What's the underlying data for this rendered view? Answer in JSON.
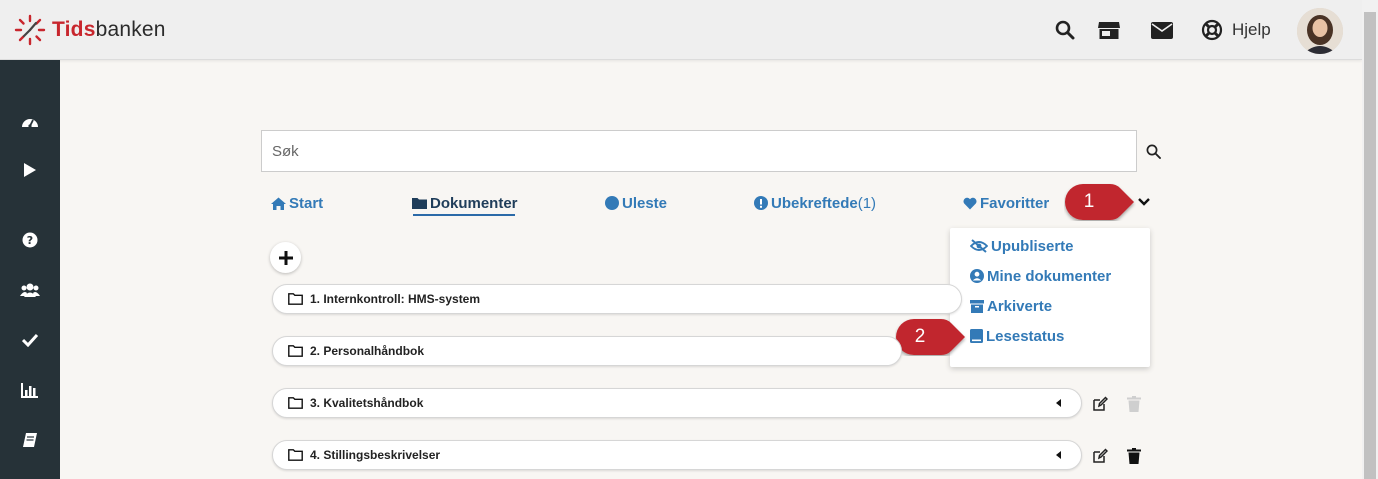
{
  "app": {
    "logo_bold": "Tids",
    "logo_rest": "banken"
  },
  "header": {
    "icons": [
      "search-icon",
      "store-icon",
      "envelope-icon",
      "lifebuoy-icon"
    ],
    "help_label": "Hjelp"
  },
  "sidebar": {
    "icons": [
      "dashboard-icon",
      "play-icon",
      "question-icon",
      "users-icon",
      "check-icon",
      "bar-chart-icon",
      "book-icon"
    ]
  },
  "search": {
    "placeholder": "Søk"
  },
  "tabs": {
    "start": "Start",
    "dokumenter": "Dokumenter",
    "uleste": "Uleste",
    "ubekreftede": "Ubekreftede",
    "ubekreftede_count": "(1)",
    "favoritter": "Favoritter"
  },
  "dropdown": {
    "items": [
      "Upubliserte",
      "Mine dokumenter",
      "Arkiverte",
      "Lesestatus"
    ]
  },
  "callouts": {
    "one": "1",
    "two": "2"
  },
  "folders": [
    "1. Internkontroll: HMS-system",
    "2. Personalhåndbok",
    "3. Kvalitetshåndbok",
    "4. Stillingsbeskrivelser"
  ],
  "colors": {
    "link": "#337ab7",
    "sidebar": "#263238",
    "callout": "#c1272d",
    "logo_red": "#c8262d"
  }
}
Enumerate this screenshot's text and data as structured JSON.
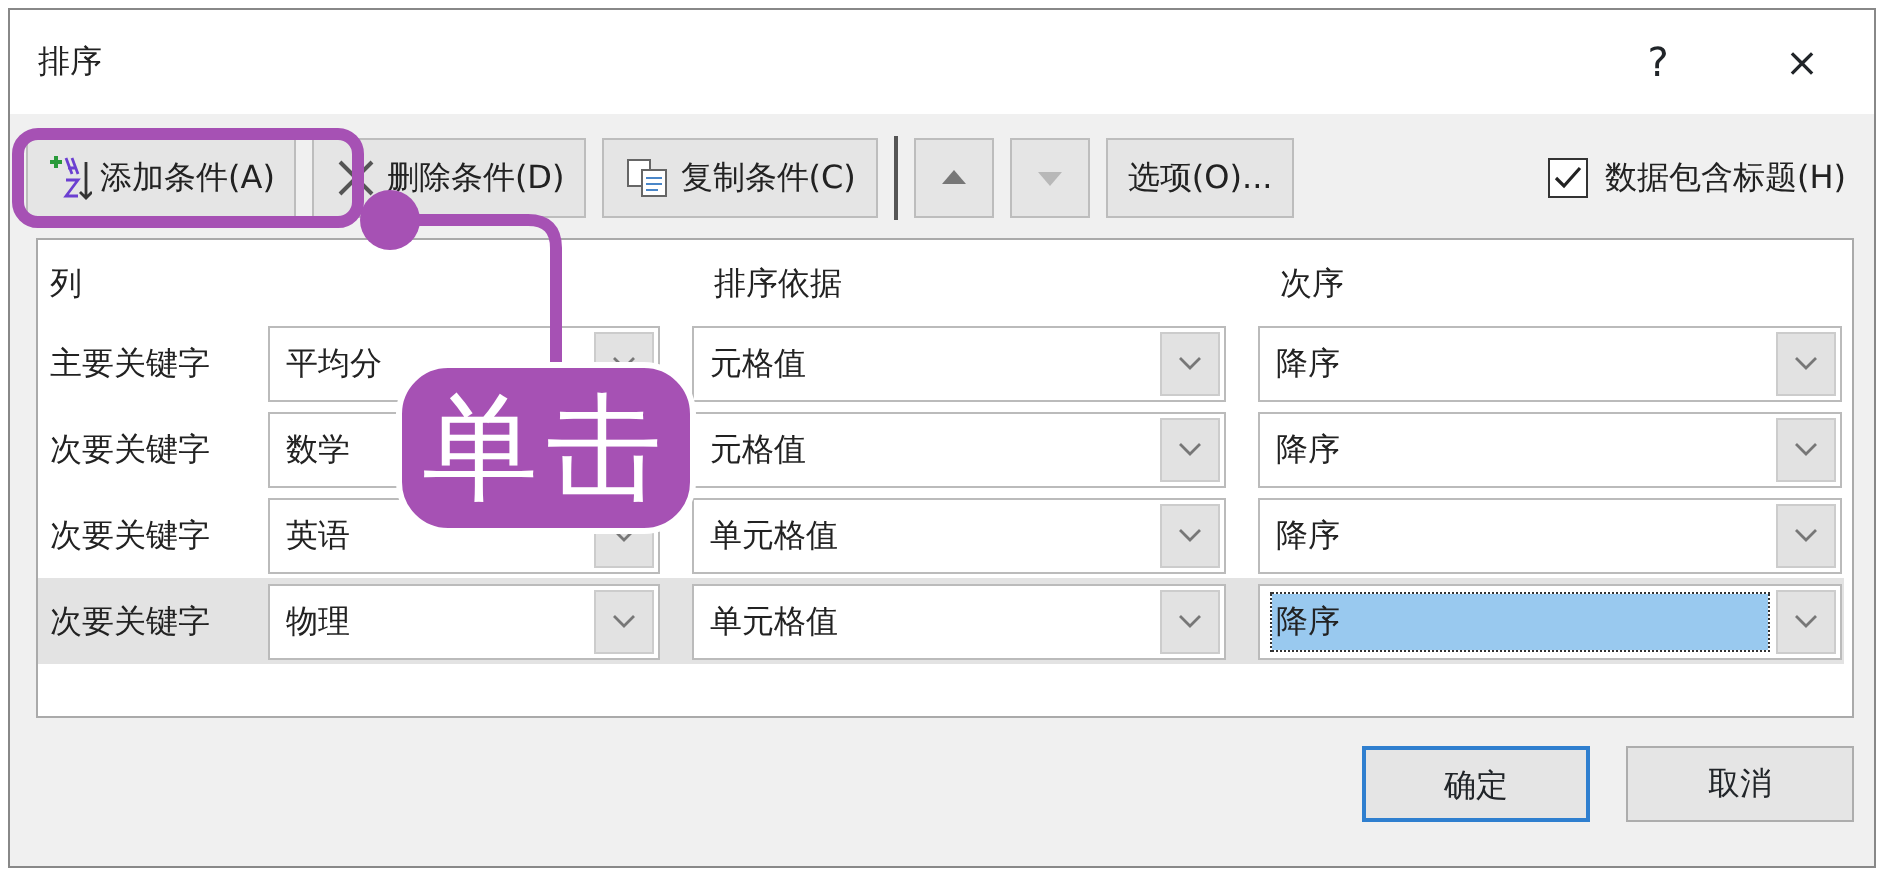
{
  "window": {
    "title": "排序",
    "help": "?",
    "close": "×"
  },
  "toolbar": {
    "buttons": [
      {
        "kind": "add",
        "label": "添加条件(A)"
      },
      {
        "kind": "delete",
        "label": "删除条件(D)"
      },
      {
        "kind": "copy",
        "label": "复制条件(C)"
      }
    ],
    "move_up": {
      "disabled": false
    },
    "move_down": {
      "disabled": true
    },
    "options": "选项(O)...",
    "header_checkbox": {
      "label": "数据包含标题(H)",
      "checked": true
    }
  },
  "columns": [
    "列",
    "排序依据",
    "次序"
  ],
  "rows": [
    {
      "label": "主要关键字",
      "column": "平均分",
      "sort_on": "元格值",
      "order": "降序",
      "selected": false
    },
    {
      "label": "次要关键字",
      "column": "数学",
      "sort_on": "元格值",
      "order": "降序",
      "selected": false
    },
    {
      "label": "次要关键字",
      "column": "英语",
      "sort_on": "单元格值",
      "order": "降序",
      "selected": false
    },
    {
      "label": "次要关键字",
      "column": "物理",
      "sort_on": "单元格值",
      "order": "降序",
      "selected": true
    }
  ],
  "buttons": [
    {
      "label": "确定",
      "default": true
    },
    {
      "label": "取消",
      "default": false
    }
  ],
  "callout": {
    "text": "单击"
  }
}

=-=-=

TASK REQUIREMENTS: Write out the listing above exactly as it stands, pictures excluded.

SOLUTION TO THE EXERCISE:
What's the underlying data for this rendered view? Answer in JSON.
{
  "app": {
    "logo_bold": "Tids",
    "logo_rest": "banken"
  },
  "header": {
    "icons": [
      "search-icon",
      "store-icon",
      "envelope-icon",
      "lifebuoy-icon"
    ],
    "help_label": "Hjelp"
  },
  "sidebar": {
    "icons": [
      "dashboard-icon",
      "play-icon",
      "question-icon",
      "users-icon",
      "check-icon",
      "bar-chart-icon",
      "book-icon"
    ]
  },
  "search": {
    "placeholder": "Søk"
  },
  "tabs": {
    "start": "Start",
    "dokumenter": "Dokumenter",
    "uleste": "Uleste",
    "ubekreftede": "Ubekreftede",
    "ubekreftede_count": "(1)",
    "favoritter": "Favoritter"
  },
  "dropdown": {
    "items": [
      "Upubliserte",
      "Mine dokumenter",
      "Arkiverte",
      "Lesestatus"
    ]
  },
  "callouts": {
    "one": "1",
    "two": "2"
  },
  "folders": [
    "1. Internkontroll: HMS-system",
    "2. Personalhåndbok",
    "3. Kvalitetshåndbok",
    "4. Stillingsbeskrivelser"
  ],
  "colors": {
    "link": "#337ab7",
    "sidebar": "#263238",
    "callout": "#c1272d",
    "logo_red": "#c8262d"
  }
}
Enumerate this screenshot's text and data as structured JSON.
{
  "window": {
    "title": "排序",
    "help": "?",
    "close": "×"
  },
  "toolbar": {
    "buttons": [
      {
        "kind": "add",
        "label": "添加条件(A)"
      },
      {
        "kind": "delete",
        "label": "删除条件(D)"
      },
      {
        "kind": "copy",
        "label": "复制条件(C)"
      }
    ],
    "move_up": {
      "disabled": false
    },
    "move_down": {
      "disabled": true
    },
    "options": "选项(O)...",
    "header_checkbox": {
      "label": "数据包含标题(H)",
      "checked": true
    }
  },
  "columns": [
    "列",
    "排序依据",
    "次序"
  ],
  "rows": [
    {
      "label": "主要关键字",
      "column": "平均分",
      "sort_on": "元格值",
      "order": "降序",
      "selected": false
    },
    {
      "label": "次要关键字",
      "column": "数学",
      "sort_on": "元格值",
      "order": "降序",
      "selected": false
    },
    {
      "label": "次要关键字",
      "column": "英语",
      "sort_on": "单元格值",
      "order": "降序",
      "selected": false
    },
    {
      "label": "次要关键字",
      "column": "物理",
      "sort_on": "单元格值",
      "order": "降序",
      "selected": true
    }
  ],
  "buttons": [
    {
      "label": "确定",
      "default": true
    },
    {
      "label": "取消",
      "default": false
    }
  ],
  "callout": {
    "text": "单击"
  }
}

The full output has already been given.